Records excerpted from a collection
_ _ _ _ _ _ _
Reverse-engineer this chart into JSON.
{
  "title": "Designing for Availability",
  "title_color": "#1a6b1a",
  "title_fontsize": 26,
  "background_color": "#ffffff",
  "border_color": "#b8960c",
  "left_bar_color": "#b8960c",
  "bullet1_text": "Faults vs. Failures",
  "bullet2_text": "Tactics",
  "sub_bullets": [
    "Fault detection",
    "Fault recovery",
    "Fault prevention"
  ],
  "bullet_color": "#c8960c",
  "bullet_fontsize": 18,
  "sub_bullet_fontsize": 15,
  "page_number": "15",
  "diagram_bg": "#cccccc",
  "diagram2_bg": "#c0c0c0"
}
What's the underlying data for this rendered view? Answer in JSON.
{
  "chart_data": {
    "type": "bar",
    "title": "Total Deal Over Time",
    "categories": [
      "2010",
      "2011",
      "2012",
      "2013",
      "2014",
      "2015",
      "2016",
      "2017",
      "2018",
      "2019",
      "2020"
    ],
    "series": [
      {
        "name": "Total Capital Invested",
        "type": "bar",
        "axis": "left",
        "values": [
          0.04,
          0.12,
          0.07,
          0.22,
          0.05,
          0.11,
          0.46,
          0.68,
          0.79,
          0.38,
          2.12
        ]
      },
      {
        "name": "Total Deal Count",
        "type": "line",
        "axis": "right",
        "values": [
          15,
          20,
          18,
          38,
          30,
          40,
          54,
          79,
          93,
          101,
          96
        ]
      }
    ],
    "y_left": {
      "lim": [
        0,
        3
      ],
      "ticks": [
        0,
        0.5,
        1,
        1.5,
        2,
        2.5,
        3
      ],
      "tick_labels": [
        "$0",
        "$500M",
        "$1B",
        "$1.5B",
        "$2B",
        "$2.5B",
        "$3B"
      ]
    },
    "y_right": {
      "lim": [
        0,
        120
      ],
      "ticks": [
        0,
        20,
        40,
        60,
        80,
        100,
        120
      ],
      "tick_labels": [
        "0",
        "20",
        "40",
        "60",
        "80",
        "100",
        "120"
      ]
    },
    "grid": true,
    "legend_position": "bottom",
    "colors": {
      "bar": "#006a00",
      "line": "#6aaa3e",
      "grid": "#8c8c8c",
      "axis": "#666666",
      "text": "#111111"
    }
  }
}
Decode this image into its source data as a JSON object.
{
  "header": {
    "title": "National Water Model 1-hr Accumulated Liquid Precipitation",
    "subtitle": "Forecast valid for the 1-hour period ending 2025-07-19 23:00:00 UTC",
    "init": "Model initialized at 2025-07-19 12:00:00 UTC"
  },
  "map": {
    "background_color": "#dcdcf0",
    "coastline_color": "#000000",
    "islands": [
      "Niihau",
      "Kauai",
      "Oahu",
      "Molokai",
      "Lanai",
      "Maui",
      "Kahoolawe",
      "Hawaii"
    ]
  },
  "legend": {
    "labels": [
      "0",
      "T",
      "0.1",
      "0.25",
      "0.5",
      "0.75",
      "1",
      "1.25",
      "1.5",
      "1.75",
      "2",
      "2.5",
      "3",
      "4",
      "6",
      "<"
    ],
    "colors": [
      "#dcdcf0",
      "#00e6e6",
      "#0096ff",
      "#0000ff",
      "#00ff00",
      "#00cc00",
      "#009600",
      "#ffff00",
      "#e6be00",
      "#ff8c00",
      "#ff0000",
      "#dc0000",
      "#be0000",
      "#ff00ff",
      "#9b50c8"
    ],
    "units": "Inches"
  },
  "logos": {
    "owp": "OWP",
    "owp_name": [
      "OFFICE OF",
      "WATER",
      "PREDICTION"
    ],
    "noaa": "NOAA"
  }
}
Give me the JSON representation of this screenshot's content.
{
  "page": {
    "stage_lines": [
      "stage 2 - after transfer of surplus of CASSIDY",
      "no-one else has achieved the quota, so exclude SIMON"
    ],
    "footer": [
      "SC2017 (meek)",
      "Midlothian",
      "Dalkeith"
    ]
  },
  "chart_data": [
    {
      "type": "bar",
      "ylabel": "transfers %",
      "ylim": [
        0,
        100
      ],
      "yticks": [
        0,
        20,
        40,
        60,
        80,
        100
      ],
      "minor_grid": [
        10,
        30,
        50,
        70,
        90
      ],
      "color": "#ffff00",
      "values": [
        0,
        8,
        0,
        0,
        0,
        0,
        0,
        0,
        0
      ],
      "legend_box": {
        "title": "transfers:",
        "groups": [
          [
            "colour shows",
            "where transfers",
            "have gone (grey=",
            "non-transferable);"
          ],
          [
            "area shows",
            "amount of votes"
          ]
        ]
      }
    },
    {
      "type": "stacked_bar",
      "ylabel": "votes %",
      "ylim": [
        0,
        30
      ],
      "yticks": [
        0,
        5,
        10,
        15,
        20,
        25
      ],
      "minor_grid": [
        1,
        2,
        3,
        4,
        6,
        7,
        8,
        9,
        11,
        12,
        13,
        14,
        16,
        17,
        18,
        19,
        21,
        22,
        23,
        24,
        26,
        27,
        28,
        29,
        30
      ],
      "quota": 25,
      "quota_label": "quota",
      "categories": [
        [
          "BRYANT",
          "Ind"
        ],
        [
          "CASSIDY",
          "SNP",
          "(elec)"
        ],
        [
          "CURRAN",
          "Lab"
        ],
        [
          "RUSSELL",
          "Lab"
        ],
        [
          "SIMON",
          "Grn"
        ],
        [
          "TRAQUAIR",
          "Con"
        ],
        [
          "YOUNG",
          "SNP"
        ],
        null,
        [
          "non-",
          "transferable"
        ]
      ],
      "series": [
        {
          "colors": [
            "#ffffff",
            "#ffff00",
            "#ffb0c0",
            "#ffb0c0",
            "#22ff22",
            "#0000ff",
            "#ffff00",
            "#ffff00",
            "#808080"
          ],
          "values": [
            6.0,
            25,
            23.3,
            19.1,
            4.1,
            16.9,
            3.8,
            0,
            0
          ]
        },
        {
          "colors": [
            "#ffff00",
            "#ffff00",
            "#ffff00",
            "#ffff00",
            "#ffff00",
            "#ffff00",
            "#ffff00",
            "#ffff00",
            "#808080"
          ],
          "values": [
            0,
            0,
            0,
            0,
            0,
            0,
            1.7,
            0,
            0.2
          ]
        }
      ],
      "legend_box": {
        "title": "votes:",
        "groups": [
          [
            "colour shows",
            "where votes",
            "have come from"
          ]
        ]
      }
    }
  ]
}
_ _ _ _ _ _ _
Return every line exactly.

=== Written solution ===
Reverse-engineer this chart into JSON.
{
  "title": "Designing for Availability",
  "title_color": "#1a6b1a",
  "title_fontsize": 26,
  "background_color": "#ffffff",
  "border_color": "#b8960c",
  "left_bar_color": "#b8960c",
  "bullet1_text": "Faults vs. Failures",
  "bullet2_text": "Tactics",
  "sub_bullets": [
    "Fault detection",
    "Fault recovery",
    "Fault prevention"
  ],
  "bullet_color": "#c8960c",
  "bullet_fontsize": 18,
  "sub_bullet_fontsize": 15,
  "page_number": "15",
  "diagram_bg": "#cccccc",
  "diagram2_bg": "#c0c0c0"
}
What's the underlying data for this rendered view? Answer in JSON.
{
  "chart_data": {
    "type": "bar",
    "title": "Total Deal Over Time",
    "categories": [
      "2010",
      "2011",
      "2012",
      "2013",
      "2014",
      "2015",
      "2016",
      "2017",
      "2018",
      "2019",
      "2020"
    ],
    "series": [
      {
        "name": "Total Capital Invested",
        "type": "bar",
        "axis": "left",
        "values": [
          0.04,
          0.12,
          0.07,
          0.22,
          0.05,
          0.11,
          0.46,
          0.68,
          0.79,
          0.38,
          2.12
        ]
      },
      {
        "name": "Total Deal Count",
        "type": "line",
        "axis": "right",
        "values": [
          15,
          20,
          18,
          38,
          30,
          40,
          54,
          79,
          93,
          101,
          96
        ]
      }
    ],
    "y_left": {
      "lim": [
        0,
        3
      ],
      "ticks": [
        0,
        0.5,
        1,
        1.5,
        2,
        2.5,
        3
      ],
      "tick_labels": [
        "$0",
        "$500M",
        "$1B",
        "$1.5B",
        "$2B",
        "$2.5B",
        "$3B"
      ]
    },
    "y_right": {
      "lim": [
        0,
        120
      ],
      "ticks": [
        0,
        20,
        40,
        60,
        80,
        100,
        120
      ],
      "tick_labels": [
        "0",
        "20",
        "40",
        "60",
        "80",
        "100",
        "120"
      ]
    },
    "grid": true,
    "legend_position": "bottom",
    "colors": {
      "bar": "#006a00",
      "line": "#6aaa3e",
      "grid": "#8c8c8c",
      "axis": "#666666",
      "text": "#111111"
    }
  }
}
Decode this image into its source data as a JSON object.
{
  "header": {
    "title": "National Water Model 1-hr Accumulated Liquid Precipitation",
    "subtitle": "Forecast valid for the 1-hour period ending 2025-07-19 23:00:00 UTC",
    "init": "Model initialized at 2025-07-19 12:00:00 UTC"
  },
  "map": {
    "background_color": "#dcdcf0",
    "coastline_color": "#000000",
    "islands": [
      "Niihau",
      "Kauai",
      "Oahu",
      "Molokai",
      "Lanai",
      "Maui",
      "Kahoolawe",
      "Hawaii"
    ]
  },
  "legend": {
    "labels": [
      "0",
      "T",
      "0.1",
      "0.25",
      "0.5",
      "0.75",
      "1",
      "1.25",
      "1.5",
      "1.75",
      "2",
      "2.5",
      "3",
      "4",
      "6",
      "<"
    ],
    "colors": [
      "#dcdcf0",
      "#00e6e6",
      "#0096ff",
      "#0000ff",
      "#00ff00",
      "#00cc00",
      "#009600",
      "#ffff00",
      "#e6be00",
      "#ff8c00",
      "#ff0000",
      "#dc0000",
      "#be0000",
      "#ff00ff",
      "#9b50c8"
    ],
    "units": "Inches"
  },
  "logos": {
    "owp": "OWP",
    "owp_name": [
      "OFFICE OF",
      "WATER",
      "PREDICTION"
    ],
    "noaa": "NOAA"
  }
}
Give me the JSON representation of this screenshot's content.
{
  "page": {
    "stage_lines": [
      "stage 2 - after transfer of surplus of CASSIDY",
      "no-one else has achieved the quota, so exclude SIMON"
    ],
    "footer": [
      "SC2017 (meek)",
      "Midlothian",
      "Dalkeith"
    ]
  },
  "chart_data": [
    {
      "type": "bar",
      "ylabel": "transfers %",
      "ylim": [
        0,
        100
      ],
      "yticks": [
        0,
        20,
        40,
        60,
        80,
        100
      ],
      "minor_grid": [
        10,
        30,
        50,
        70,
        90
      ],
      "color": "#ffff00",
      "values": [
        0,
        8,
        0,
        0,
        0,
        0,
        0,
        0,
        0
      ],
      "legend_box": {
        "title": "transfers:",
        "groups": [
          [
            "colour shows",
            "where transfers",
            "have gone (grey=",
            "non-transferable);"
          ],
          [
            "area shows",
            "amount of votes"
          ]
        ]
      }
    },
    {
      "type": "stacked_bar",
      "ylabel": "votes %",
      "ylim": [
        0,
        30
      ],
      "yticks": [
        0,
        5,
        10,
        15,
        20,
        25
      ],
      "minor_grid": [
        1,
        2,
        3,
        4,
        6,
        7,
        8,
        9,
        11,
        12,
        13,
        14,
        16,
        17,
        18,
        19,
        21,
        22,
        23,
        24,
        26,
        27,
        28,
        29,
        30
      ],
      "quota": 25,
      "quota_label": "quota",
      "categories": [
        [
          "BRYANT",
          "Ind"
        ],
        [
          "CASSIDY",
          "SNP",
          "(elec)"
        ],
        [
          "CURRAN",
          "Lab"
        ],
        [
          "RUSSELL",
          "Lab"
        ],
        [
          "SIMON",
          "Grn"
        ],
        [
          "TRAQUAIR",
          "Con"
        ],
        [
          "YOUNG",
          "SNP"
        ],
        null,
        [
          "non-",
          "transferable"
        ]
      ],
      "series": [
        {
          "colors": [
            "#ffffff",
            "#ffff00",
            "#ffb0c0",
            "#ffb0c0",
            "#22ff22",
            "#0000ff",
            "#ffff00",
            "#ffff00",
            "#808080"
          ],
          "values": [
            6.0,
            25,
            23.3,
            19.1,
            4.1,
            16.9,
            3.8,
            0,
            0
          ]
        },
        {
          "colors": [
            "#ffff00",
            "#ffff00",
            "#ffff00",
            "#ffff00",
            "#ffff00",
            "#ffff00",
            "#ffff00",
            "#ffff00",
            "#808080"
          ],
          "values": [
            0,
            0,
            0,
            0,
            0,
            0,
            1.7,
            0,
            0.2
          ]
        }
      ],
      "legend_box": {
        "title": "votes:",
        "groups": [
          [
            "colour shows",
            "where votes",
            "have come from"
          ]
        ]
      }
    }
  ]
}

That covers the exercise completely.